*The problem:*
Write down every entry below once more, exactly.

===

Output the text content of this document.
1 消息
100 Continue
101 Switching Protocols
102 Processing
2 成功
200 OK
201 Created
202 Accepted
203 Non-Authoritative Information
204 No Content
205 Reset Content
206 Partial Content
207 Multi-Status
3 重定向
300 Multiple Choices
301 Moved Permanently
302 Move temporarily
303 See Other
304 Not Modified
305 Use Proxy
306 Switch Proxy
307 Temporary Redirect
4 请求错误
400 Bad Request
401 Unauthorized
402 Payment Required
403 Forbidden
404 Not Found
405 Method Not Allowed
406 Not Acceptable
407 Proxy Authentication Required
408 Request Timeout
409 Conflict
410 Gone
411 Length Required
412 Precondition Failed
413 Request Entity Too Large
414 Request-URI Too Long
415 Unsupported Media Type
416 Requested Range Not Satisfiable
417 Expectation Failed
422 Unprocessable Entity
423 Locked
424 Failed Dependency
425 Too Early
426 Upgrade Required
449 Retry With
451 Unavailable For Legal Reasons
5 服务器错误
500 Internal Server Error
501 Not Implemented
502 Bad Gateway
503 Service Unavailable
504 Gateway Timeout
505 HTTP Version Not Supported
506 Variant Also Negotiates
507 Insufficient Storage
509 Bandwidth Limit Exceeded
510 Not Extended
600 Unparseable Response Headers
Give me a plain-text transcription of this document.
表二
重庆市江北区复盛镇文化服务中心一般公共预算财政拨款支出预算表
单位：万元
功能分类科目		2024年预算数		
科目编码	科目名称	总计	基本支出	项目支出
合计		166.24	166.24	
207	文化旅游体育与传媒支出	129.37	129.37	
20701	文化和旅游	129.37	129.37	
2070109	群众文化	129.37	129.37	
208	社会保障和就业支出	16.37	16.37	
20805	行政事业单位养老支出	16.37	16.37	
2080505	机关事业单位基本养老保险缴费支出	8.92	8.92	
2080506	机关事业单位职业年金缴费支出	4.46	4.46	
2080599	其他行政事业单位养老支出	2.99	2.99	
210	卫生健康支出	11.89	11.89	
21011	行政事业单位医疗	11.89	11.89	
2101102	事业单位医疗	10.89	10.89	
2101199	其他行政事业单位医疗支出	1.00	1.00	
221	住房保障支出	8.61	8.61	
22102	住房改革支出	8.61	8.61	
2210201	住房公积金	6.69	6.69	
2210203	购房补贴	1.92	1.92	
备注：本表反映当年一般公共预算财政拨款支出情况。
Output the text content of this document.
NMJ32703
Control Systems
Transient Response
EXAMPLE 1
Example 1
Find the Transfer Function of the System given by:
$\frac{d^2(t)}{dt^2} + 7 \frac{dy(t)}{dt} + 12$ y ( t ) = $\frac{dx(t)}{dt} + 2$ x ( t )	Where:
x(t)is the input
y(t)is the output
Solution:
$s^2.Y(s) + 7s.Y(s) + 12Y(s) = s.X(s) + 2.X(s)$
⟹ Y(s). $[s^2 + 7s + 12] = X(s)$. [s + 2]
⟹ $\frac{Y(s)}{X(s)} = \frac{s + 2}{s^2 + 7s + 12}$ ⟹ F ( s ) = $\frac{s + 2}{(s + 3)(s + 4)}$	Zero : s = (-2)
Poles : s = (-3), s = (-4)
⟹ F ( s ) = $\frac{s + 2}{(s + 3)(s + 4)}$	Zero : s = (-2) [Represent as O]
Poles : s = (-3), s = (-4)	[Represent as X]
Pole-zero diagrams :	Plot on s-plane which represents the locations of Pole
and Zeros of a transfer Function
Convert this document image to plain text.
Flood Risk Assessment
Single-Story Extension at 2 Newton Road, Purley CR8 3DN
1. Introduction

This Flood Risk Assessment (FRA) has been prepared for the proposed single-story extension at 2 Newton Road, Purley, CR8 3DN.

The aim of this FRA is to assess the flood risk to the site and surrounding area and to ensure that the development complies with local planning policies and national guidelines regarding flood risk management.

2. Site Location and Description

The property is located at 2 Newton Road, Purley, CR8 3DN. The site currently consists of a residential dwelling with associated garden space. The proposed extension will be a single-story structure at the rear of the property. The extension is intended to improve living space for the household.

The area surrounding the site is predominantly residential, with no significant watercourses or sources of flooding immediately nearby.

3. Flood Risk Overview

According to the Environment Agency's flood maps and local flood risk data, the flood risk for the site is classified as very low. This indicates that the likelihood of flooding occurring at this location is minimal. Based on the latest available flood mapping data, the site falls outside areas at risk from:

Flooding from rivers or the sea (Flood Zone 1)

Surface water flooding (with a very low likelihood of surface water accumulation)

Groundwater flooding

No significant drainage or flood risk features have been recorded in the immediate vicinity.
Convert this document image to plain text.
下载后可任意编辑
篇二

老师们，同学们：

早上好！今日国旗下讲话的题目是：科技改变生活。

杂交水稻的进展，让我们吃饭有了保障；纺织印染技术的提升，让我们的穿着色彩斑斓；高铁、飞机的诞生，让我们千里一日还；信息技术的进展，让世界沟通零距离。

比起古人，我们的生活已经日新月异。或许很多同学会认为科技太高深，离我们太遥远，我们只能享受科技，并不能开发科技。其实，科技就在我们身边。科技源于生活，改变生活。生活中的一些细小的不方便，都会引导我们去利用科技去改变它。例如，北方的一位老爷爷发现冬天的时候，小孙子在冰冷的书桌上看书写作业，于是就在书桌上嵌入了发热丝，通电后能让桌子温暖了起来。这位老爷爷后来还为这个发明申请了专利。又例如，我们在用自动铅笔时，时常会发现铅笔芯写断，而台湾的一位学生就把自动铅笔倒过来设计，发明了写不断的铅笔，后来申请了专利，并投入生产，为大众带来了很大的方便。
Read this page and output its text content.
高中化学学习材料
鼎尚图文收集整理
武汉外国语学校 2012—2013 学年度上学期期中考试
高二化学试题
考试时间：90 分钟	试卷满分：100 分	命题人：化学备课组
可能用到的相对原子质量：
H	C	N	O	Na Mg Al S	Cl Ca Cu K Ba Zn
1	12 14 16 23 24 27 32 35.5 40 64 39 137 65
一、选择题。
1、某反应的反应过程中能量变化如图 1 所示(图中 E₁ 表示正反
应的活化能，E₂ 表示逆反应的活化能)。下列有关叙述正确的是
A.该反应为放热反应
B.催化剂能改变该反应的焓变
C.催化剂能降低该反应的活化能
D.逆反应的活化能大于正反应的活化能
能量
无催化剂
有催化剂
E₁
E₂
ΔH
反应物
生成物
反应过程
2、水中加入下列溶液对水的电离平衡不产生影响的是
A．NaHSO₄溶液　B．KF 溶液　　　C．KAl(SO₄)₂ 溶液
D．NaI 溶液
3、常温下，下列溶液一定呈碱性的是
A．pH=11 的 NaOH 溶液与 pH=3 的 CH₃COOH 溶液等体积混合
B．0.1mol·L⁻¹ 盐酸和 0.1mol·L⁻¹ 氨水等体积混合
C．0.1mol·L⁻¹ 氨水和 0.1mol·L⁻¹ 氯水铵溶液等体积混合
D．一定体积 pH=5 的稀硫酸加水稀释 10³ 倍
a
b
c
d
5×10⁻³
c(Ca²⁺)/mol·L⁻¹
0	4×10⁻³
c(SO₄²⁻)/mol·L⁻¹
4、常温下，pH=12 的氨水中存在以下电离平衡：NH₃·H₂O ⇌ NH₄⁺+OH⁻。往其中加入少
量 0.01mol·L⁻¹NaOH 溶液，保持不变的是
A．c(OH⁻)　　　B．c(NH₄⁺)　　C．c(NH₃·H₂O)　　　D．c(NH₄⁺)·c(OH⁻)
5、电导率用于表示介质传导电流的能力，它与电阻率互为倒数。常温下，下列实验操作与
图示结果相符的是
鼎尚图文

===

*Solution to this exercise:*
Output the text content of this document.
1 消息
100 Continue
101 Switching Protocols
102 Processing
2 成功
200 OK
201 Created
202 Accepted
203 Non-Authoritative Information
204 No Content
205 Reset Content
206 Partial Content
207 Multi-Status
3 重定向
300 Multiple Choices
301 Moved Permanently
302 Move temporarily
303 See Other
304 Not Modified
305 Use Proxy
306 Switch Proxy
307 Temporary Redirect
4 请求错误
400 Bad Request
401 Unauthorized
402 Payment Required
403 Forbidden
404 Not Found
405 Method Not Allowed
406 Not Acceptable
407 Proxy Authentication Required
408 Request Timeout
409 Conflict
410 Gone
411 Length Required
412 Precondition Failed
413 Request Entity Too Large
414 Request-URI Too Long
415 Unsupported Media Type
416 Requested Range Not Satisfiable
417 Expectation Failed
422 Unprocessable Entity
423 Locked
424 Failed Dependency
425 Too Early
426 Upgrade Required
449 Retry With
451 Unavailable For Legal Reasons
5 服务器错误
500 Internal Server Error
501 Not Implemented
502 Bad Gateway
503 Service Unavailable
504 Gateway Timeout
505 HTTP Version Not Supported
506 Variant Also Negotiates
507 Insufficient Storage
509 Bandwidth Limit Exceeded
510 Not Extended
600 Unparseable Response Headers
Give me a plain-text transcription of this document.
表二
重庆市江北区复盛镇文化服务中心一般公共预算财政拨款支出预算表
单位：万元
功能分类科目		2024年预算数		
科目编码	科目名称	总计	基本支出	项目支出
合计		166.24	166.24	
207	文化旅游体育与传媒支出	129.37	129.37	
20701	文化和旅游	129.37	129.37	
2070109	群众文化	129.37	129.37	
208	社会保障和就业支出	16.37	16.37	
20805	行政事业单位养老支出	16.37	16.37	
2080505	机关事业单位基本养老保险缴费支出	8.92	8.92	
2080506	机关事业单位职业年金缴费支出	4.46	4.46	
2080599	其他行政事业单位养老支出	2.99	2.99	
210	卫生健康支出	11.89	11.89	
21011	行政事业单位医疗	11.89	11.89	
2101102	事业单位医疗	10.89	10.89	
2101199	其他行政事业单位医疗支出	1.00	1.00	
221	住房保障支出	8.61	8.61	
22102	住房改革支出	8.61	8.61	
2210201	住房公积金	6.69	6.69	
2210203	购房补贴	1.92	1.92	
备注：本表反映当年一般公共预算财政拨款支出情况。
Output the text content of this document.
NMJ32703
Control Systems
Transient Response
EXAMPLE 1
Example 1
Find the Transfer Function of the System given by:
$\frac{d^2(t)}{dt^2} + 7 \frac{dy(t)}{dt} + 12$ y ( t ) = $\frac{dx(t)}{dt} + 2$ x ( t )	Where:
x(t)is the input
y(t)is the output
Solution:
$s^2.Y(s) + 7s.Y(s) + 12Y(s) = s.X(s) + 2.X(s)$
⟹ Y(s). $[s^2 + 7s + 12] = X(s)$. [s + 2]
⟹ $\frac{Y(s)}{X(s)} = \frac{s + 2}{s^2 + 7s + 12}$ ⟹ F ( s ) = $\frac{s + 2}{(s + 3)(s + 4)}$	Zero : s = (-2)
Poles : s = (-3), s = (-4)
⟹ F ( s ) = $\frac{s + 2}{(s + 3)(s + 4)}$	Zero : s = (-2) [Represent as O]
Poles : s = (-3), s = (-4)	[Represent as X]
Pole-zero diagrams :	Plot on s-plane which represents the locations of Pole
and Zeros of a transfer Function
Convert this document image to plain text.
Flood Risk Assessment
Single-Story Extension at 2 Newton Road, Purley CR8 3DN
1. Introduction

This Flood Risk Assessment (FRA) has been prepared for the proposed single-story extension at 2 Newton Road, Purley, CR8 3DN.

The aim of this FRA is to assess the flood risk to the site and surrounding area and to ensure that the development complies with local planning policies and national guidelines regarding flood risk management.

2. Site Location and Description

The property is located at 2 Newton Road, Purley, CR8 3DN. The site currently consists of a residential dwelling with associated garden space. The proposed extension will be a single-story structure at the rear of the property. The extension is intended to improve living space for the household.

The area surrounding the site is predominantly residential, with no significant watercourses or sources of flooding immediately nearby.

3. Flood Risk Overview

According to the Environment Agency's flood maps and local flood risk data, the flood risk for the site is classified as very low. This indicates that the likelihood of flooding occurring at this location is minimal. Based on the latest available flood mapping data, the site falls outside areas at risk from:

Flooding from rivers or the sea (Flood Zone 1)

Surface water flooding (with a very low likelihood of surface water accumulation)

Groundwater flooding

No significant drainage or flood risk features have been recorded in the immediate vicinity.
Convert this document image to plain text.
下载后可任意编辑
篇二

老师们，同学们：

早上好！今日国旗下讲话的题目是：科技改变生活。

杂交水稻的进展，让我们吃饭有了保障；纺织印染技术的提升，让我们的穿着色彩斑斓；高铁、飞机的诞生，让我们千里一日还；信息技术的进展，让世界沟通零距离。

比起古人，我们的生活已经日新月异。或许很多同学会认为科技太高深，离我们太遥远，我们只能享受科技，并不能开发科技。其实，科技就在我们身边。科技源于生活，改变生活。生活中的一些细小的不方便，都会引导我们去利用科技去改变它。例如，北方的一位老爷爷发现冬天的时候，小孙子在冰冷的书桌上看书写作业，于是就在书桌上嵌入了发热丝，通电后能让桌子温暖了起来。这位老爷爷后来还为这个发明申请了专利。又例如，我们在用自动铅笔时，时常会发现铅笔芯写断，而台湾的一位学生就把自动铅笔倒过来设计，发明了写不断的铅笔，后来申请了专利，并投入生产，为大众带来了很大的方便。
Read this page and output its text content.
高中化学学习材料
鼎尚图文收集整理
武汉外国语学校 2012—2013 学年度上学期期中考试
高二化学试题
考试时间：90 分钟	试卷满分：100 分	命题人：化学备课组
可能用到的相对原子质量：
H	C	N	O	Na Mg Al S	Cl Ca Cu K Ba Zn
1	12 14 16 23 24 27 32 35.5 40 64 39 137 65
一、选择题。
1、某反应的反应过程中能量变化如图 1 所示(图中 E₁ 表示正反
应的活化能，E₂ 表示逆反应的活化能)。下列有关叙述正确的是
A.该反应为放热反应
B.催化剂能改变该反应的焓变
C.催化剂能降低该反应的活化能
D.逆反应的活化能大于正反应的活化能
能量
无催化剂
有催化剂
E₁
E₂
ΔH
反应物
生成物
反应过程
2、水中加入下列溶液对水的电离平衡不产生影响的是
A．NaHSO₄溶液　B．KF 溶液　　　C．KAl(SO₄)₂ 溶液
D．NaI 溶液
3、常温下，下列溶液一定呈碱性的是
A．pH=11 的 NaOH 溶液与 pH=3 的 CH₃COOH 溶液等体积混合
B．0.1mol·L⁻¹ 盐酸和 0.1mol·L⁻¹ 氨水等体积混合
C．0.1mol·L⁻¹ 氨水和 0.1mol·L⁻¹ 氯水铵溶液等体积混合
D．一定体积 pH=5 的稀硫酸加水稀释 10³ 倍
a
b
c
d
5×10⁻³
c(Ca²⁺)/mol·L⁻¹
0	4×10⁻³
c(SO₄²⁻)/mol·L⁻¹
4、常温下，pH=12 的氨水中存在以下电离平衡：NH₃·H₂O ⇌ NH₄⁺+OH⁻。往其中加入少
量 0.01mol·L⁻¹NaOH 溶液，保持不变的是
A．c(OH⁻)　　　B．c(NH₄⁺)　　C．c(NH₃·H₂O)　　　D．c(NH₄⁺)·c(OH⁻)
5、电导率用于表示介质传导电流的能力，它与电阻率互为倒数。常温下，下列实验操作与
图示结果相符的是
鼎尚图文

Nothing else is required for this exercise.